WRITTEN INSTRUCTION:
Reproduce the listing exactly and skip over any pictures.

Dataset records
****************
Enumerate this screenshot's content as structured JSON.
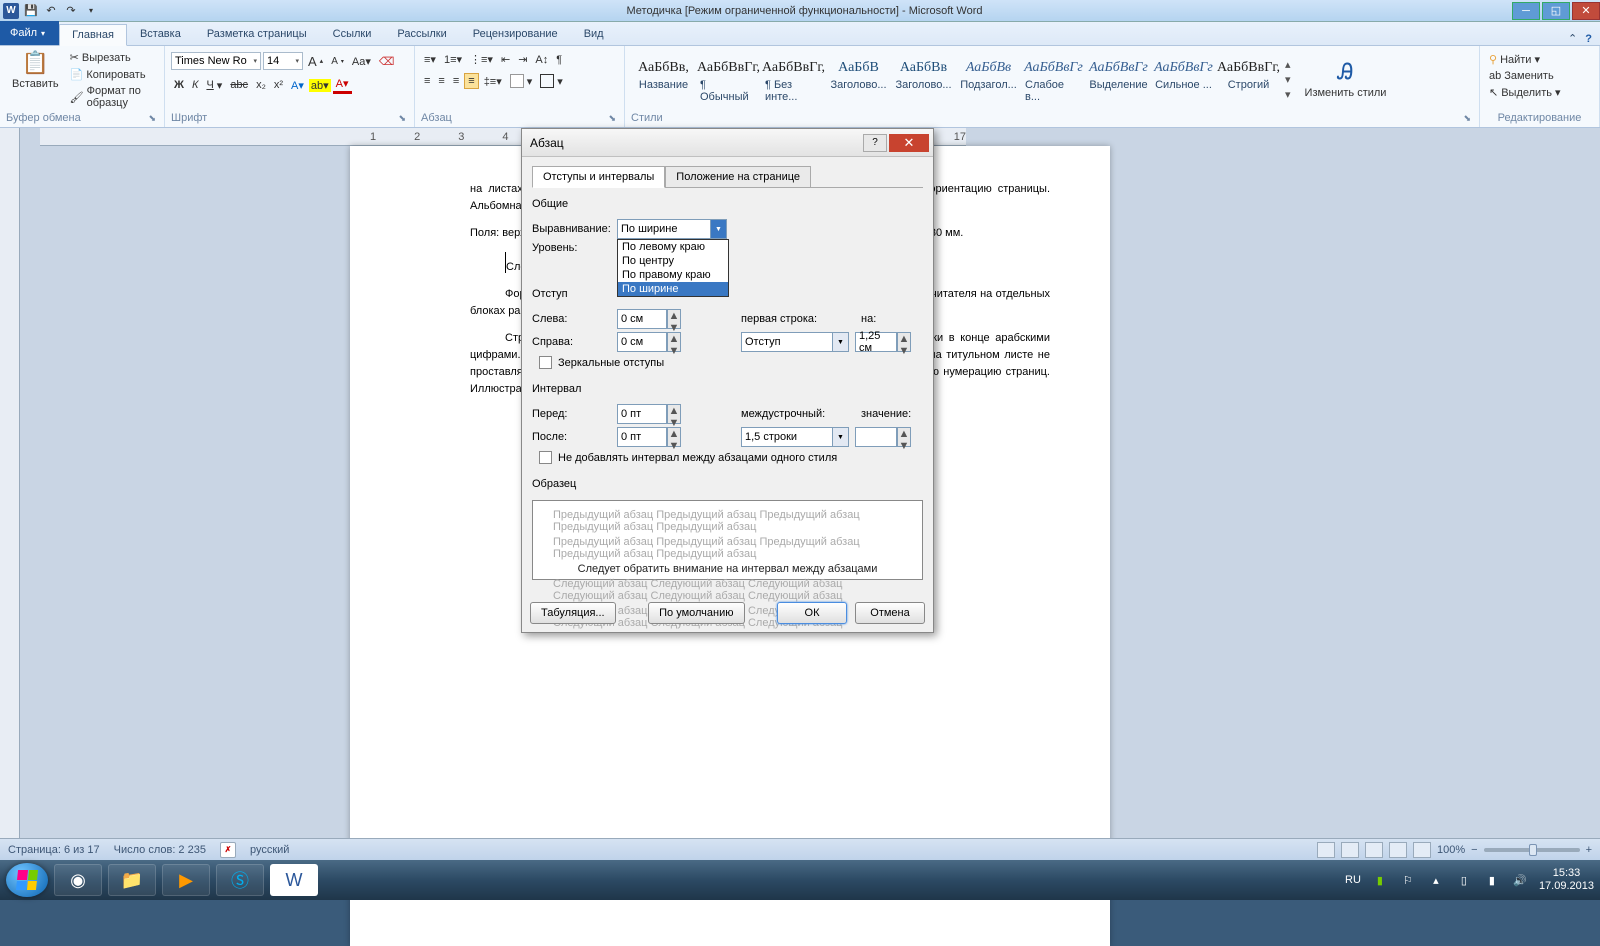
{
  "titlebar": {
    "title": "Методичка [Режим ограниченной функциональности] - Microsoft Word"
  },
  "ribbon": {
    "file": "Файл",
    "tabs": [
      "Главная",
      "Вставка",
      "Разметка страницы",
      "Ссылки",
      "Рассылки",
      "Рецензирование",
      "Вид"
    ],
    "active_tab": "Главная",
    "clipboard": {
      "label": "Буфер обмена",
      "paste": "Вставить",
      "cut": "Вырезать",
      "copy": "Копировать",
      "format_painter": "Формат по образцу"
    },
    "font": {
      "label": "Шрифт",
      "name": "Times New Ro",
      "size": "14"
    },
    "paragraph": {
      "label": "Абзац"
    },
    "styles": {
      "label": "Стили",
      "change": "Изменить стили",
      "items": [
        {
          "preview": "АаБбВв,",
          "name": "Название"
        },
        {
          "preview": "АаБбВвГг,",
          "name": "¶ Обычный"
        },
        {
          "preview": "АаБбВвГг,",
          "name": "¶ Без инте..."
        },
        {
          "preview": "АаБбВ",
          "name": "Заголово...",
          "cls": "blue"
        },
        {
          "preview": "АаБбВв",
          "name": "Заголово...",
          "cls": "blue"
        },
        {
          "preview": "АаБбВв",
          "name": "Подзагол...",
          "cls": "italic"
        },
        {
          "preview": "АаБбВвГг",
          "name": "Слабое в...",
          "cls": "italic"
        },
        {
          "preview": "АаБбВвГг",
          "name": "Выделение",
          "cls": "italic"
        },
        {
          "preview": "АаБбВвГг",
          "name": "Сильное ...",
          "cls": "italic"
        },
        {
          "preview": "АаБбВвГг,",
          "name": "Строгий"
        }
      ]
    },
    "editing": {
      "label": "Редактирование",
      "find": "Найти",
      "replace": "Заменить",
      "select": "Выделить"
    }
  },
  "document": {
    "para1": "на листах белой бумаги формата А4 с одной стороны. Он должен иметь книжную ориентацию страницы. Альбомная допускается только для таблиц и схем приложений.",
    "para2": "Поля: верхнее поле – 20 мм, правое и нижнее поля – 15 мм, левое поле (для подшива) – 30 мм.",
    "para3": "Следует обратить внимание на интервал между абзацами.",
    "para4": "Форматирование основного текста не дает возможности акцентировать внимание читателя на отдельных блоках работы (названиях глав, параграфов и т.д.)",
    "para5": "Страницы проставляются в середине верхней части листа посередине без точки в конце арабскими цифрами. Титульный лист включается в общую нумерацию страниц. Номер страницы на титульном листе не проставляется (нумерация страниц - автоматическая). Приложения включаются в общую нумерацию страниц. Иллюстрации и таблицы на листе формата А3 учитываются как одна страница."
  },
  "dialog": {
    "title": "Абзац",
    "tab_active": "Отступы и интервалы",
    "tab_inactive": "Положение на странице",
    "section_general": "Общие",
    "alignment_label": "Выравнивание:",
    "alignment_value": "По ширине",
    "alignment_options": [
      "По левому краю",
      "По центру",
      "По правому краю",
      "По ширине"
    ],
    "level_label": "Уровень:",
    "section_indent": "Отступ",
    "left_label": "Слева:",
    "left_value": "0 см",
    "right_label": "Справа:",
    "right_value": "0 см",
    "firstline_label": "первая строка:",
    "firstline_value": "Отступ",
    "by_label": "на:",
    "by_value": "1,25 см",
    "mirror": "Зеркальные отступы",
    "section_spacing": "Интервал",
    "before_label": "Перед:",
    "before_value": "0 пт",
    "after_label": "После:",
    "after_value": "0 пт",
    "linesp_label": "междустрочный:",
    "linesp_value": "1,5 строки",
    "at_label": "значение:",
    "at_value": "",
    "nospace": "Не добавлять интервал между абзацами одного стиля",
    "section_sample": "Образец",
    "sample_dark": "Следует обратить внимание на интервал между абзацами",
    "btn_tabs": "Табуляция...",
    "btn_default": "По умолчанию",
    "btn_ok": "ОК",
    "btn_cancel": "Отмена"
  },
  "statusbar": {
    "page": "Страница: 6 из 17",
    "words": "Число слов: 2 235",
    "lang": "русский",
    "zoom": "100%"
  },
  "taskbar": {
    "lang": "RU",
    "time": "15:33",
    "date": "17.09.2013"
  }
}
****************
RESULT:
Enumerate this screenshot's content as structured JSON.
{
  "titlebar": {
    "title": "Методичка [Режим ограниченной функциональности] - Microsoft Word"
  },
  "ribbon": {
    "file": "Файл",
    "tabs": [
      "Главная",
      "Вставка",
      "Разметка страницы",
      "Ссылки",
      "Рассылки",
      "Рецензирование",
      "Вид"
    ],
    "active_tab": "Главная",
    "clipboard": {
      "label": "Буфер обмена",
      "paste": "Вставить",
      "cut": "Вырезать",
      "copy": "Копировать",
      "format_painter": "Формат по образцу"
    },
    "font": {
      "label": "Шрифт",
      "name": "Times New Ro",
      "size": "14"
    },
    "paragraph": {
      "label": "Абзац"
    },
    "styles": {
      "label": "Стили",
      "change": "Изменить стили",
      "items": [
        {
          "preview": "АаБбВв,",
          "name": "Название"
        },
        {
          "preview": "АаБбВвГг,",
          "name": "¶ Обычный"
        },
        {
          "preview": "АаБбВвГг,",
          "name": "¶ Без инте..."
        },
        {
          "preview": "АаБбВ",
          "name": "Заголово...",
          "cls": "blue"
        },
        {
          "preview": "АаБбВв",
          "name": "Заголово...",
          "cls": "blue"
        },
        {
          "preview": "АаБбВв",
          "name": "Подзагол...",
          "cls": "italic"
        },
        {
          "preview": "АаБбВвГг",
          "name": "Слабое в...",
          "cls": "italic"
        },
        {
          "preview": "АаБбВвГг",
          "name": "Выделение",
          "cls": "italic"
        },
        {
          "preview": "АаБбВвГг",
          "name": "Сильное ...",
          "cls": "italic"
        },
        {
          "preview": "АаБбВвГг,",
          "name": "Строгий"
        }
      ]
    },
    "editing": {
      "label": "Редактирование",
      "find": "Найти",
      "replace": "Заменить",
      "select": "Выделить"
    }
  },
  "document": {
    "para1": "на листах белой бумаги формата А4 с одной стороны. Он должен иметь книжную ориентацию страницы. Альбомная допускается только для таблиц и схем приложений.",
    "para2": "Поля: верхнее поле – 20 мм, правое и нижнее поля – 15 мм, левое поле (для подшива) – 30 мм.",
    "para3": "Следует обратить внимание на интервал между абзацами.",
    "para4": "Форматирование основного текста не дает возможности акцентировать внимание читателя на отдельных блоках работы (названиях глав, параграфов и т.д.)",
    "para5": "Страницы проставляются в середине верхней части листа посередине без точки в конце арабскими цифрами. Титульный лист включается в общую нумерацию страниц. Номер страницы на титульном листе не проставляется (нумерация страниц - автоматическая). Приложения включаются в общую нумерацию страниц. Иллюстрации и таблицы на листе формата А3 учитываются как одна страница."
  },
  "dialog": {
    "title": "Абзац",
    "tab_active": "Отступы и интервалы",
    "tab_inactive": "Положение на странице",
    "section_general": "Общие",
    "alignment_label": "Выравнивание:",
    "alignment_value": "По ширине",
    "alignment_options": [
      "По левому краю",
      "По центру",
      "По правому краю",
      "По ширине"
    ],
    "level_label": "Уровень:",
    "section_indent": "Отступ",
    "left_label": "Слева:",
    "left_value": "0 см",
    "right_label": "Справа:",
    "right_value": "0 см",
    "firstline_label": "первая строка:",
    "firstline_value": "Отступ",
    "by_label": "на:",
    "by_value": "1,25 см",
    "mirror": "Зеркальные отступы",
    "section_spacing": "Интервал",
    "before_label": "Перед:",
    "before_value": "0 пт",
    "after_label": "После:",
    "after_value": "0 пт",
    "linesp_label": "междустрочный:",
    "linesp_value": "1,5 строки",
    "at_label": "значение:",
    "at_value": "",
    "nospace": "Не добавлять интервал между абзацами одного стиля",
    "section_sample": "Образец",
    "sample_dark": "Следует обратить внимание на интервал между абзацами",
    "btn_tabs": "Табуляция...",
    "btn_default": "По умолчанию",
    "btn_ok": "ОК",
    "btn_cancel": "Отмена"
  },
  "statusbar": {
    "page": "Страница: 6 из 17",
    "words": "Число слов: 2 235",
    "lang": "русский",
    "zoom": "100%"
  },
  "taskbar": {
    "lang": "RU",
    "time": "15:33",
    "date": "17.09.2013"
  }
}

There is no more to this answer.